-- Aim --
Set down all of the entries word for word, omitting the images they contain.

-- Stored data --
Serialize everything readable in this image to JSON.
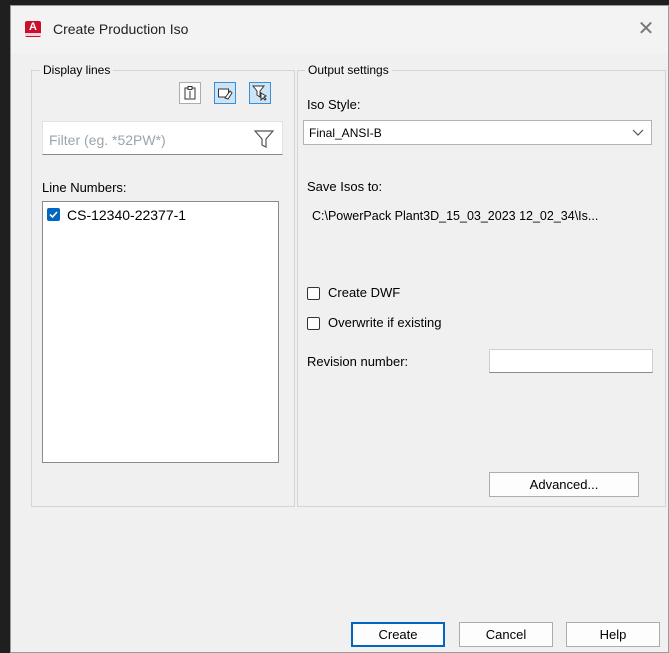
{
  "window": {
    "title": "Create Production Iso",
    "close_glyph": "✕",
    "app_icon_letter": "A"
  },
  "display_lines": {
    "legend": "Display lines",
    "toolbar": [
      {
        "icon": "clipboard-icon",
        "active": false
      },
      {
        "icon": "eraser-icon",
        "active": true
      },
      {
        "icon": "filter-select-icon",
        "active": true
      }
    ],
    "filter_placeholder": "Filter (eg. *52PW*)",
    "line_numbers_label": "Line Numbers:",
    "line_numbers": [
      {
        "label": "CS-12340-22377-1",
        "checked": true
      }
    ]
  },
  "output_settings": {
    "legend": "Output settings",
    "iso_style_label": "Iso Style:",
    "iso_style_value": "Final_ANSI-B",
    "save_isos_label": "Save Isos to:",
    "save_isos_path": "C:\\PowerPack  Plant3D_15_03_2023  12_02_34\\Is...",
    "create_dwf_label": "Create DWF",
    "create_dwf_checked": false,
    "overwrite_label": "Overwrite if existing",
    "overwrite_checked": false,
    "revision_label": "Revision number:",
    "revision_value": "",
    "advanced_label": "Advanced..."
  },
  "footer": {
    "create_label": "Create",
    "cancel_label": "Cancel",
    "help_label": "Help"
  },
  "colors": {
    "accent": "#0067c0",
    "dialog_bg": "#f0f0f0",
    "app_icon": "#c8102e"
  }
}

-- Response to the task --
Serialize everything readable in this image to JSON.
{
  "window": {
    "title": "Create Production Iso",
    "close_glyph": "✕",
    "app_icon_letter": "A"
  },
  "display_lines": {
    "legend": "Display lines",
    "toolbar": [
      {
        "icon": "clipboard-icon",
        "active": false
      },
      {
        "icon": "eraser-icon",
        "active": true
      },
      {
        "icon": "filter-select-icon",
        "active": true
      }
    ],
    "filter_placeholder": "Filter (eg. *52PW*)",
    "line_numbers_label": "Line Numbers:",
    "line_numbers": [
      {
        "label": "CS-12340-22377-1",
        "checked": true
      }
    ]
  },
  "output_settings": {
    "legend": "Output settings",
    "iso_style_label": "Iso Style:",
    "iso_style_value": "Final_ANSI-B",
    "save_isos_label": "Save Isos to:",
    "save_isos_path": "C:\\PowerPack  Plant3D_15_03_2023  12_02_34\\Is...",
    "create_dwf_label": "Create DWF",
    "create_dwf_checked": false,
    "overwrite_label": "Overwrite if existing",
    "overwrite_checked": false,
    "revision_label": "Revision number:",
    "revision_value": "",
    "advanced_label": "Advanced..."
  },
  "footer": {
    "create_label": "Create",
    "cancel_label": "Cancel",
    "help_label": "Help"
  },
  "colors": {
    "accent": "#0067c0",
    "dialog_bg": "#f0f0f0",
    "app_icon": "#c8102e"
  }
}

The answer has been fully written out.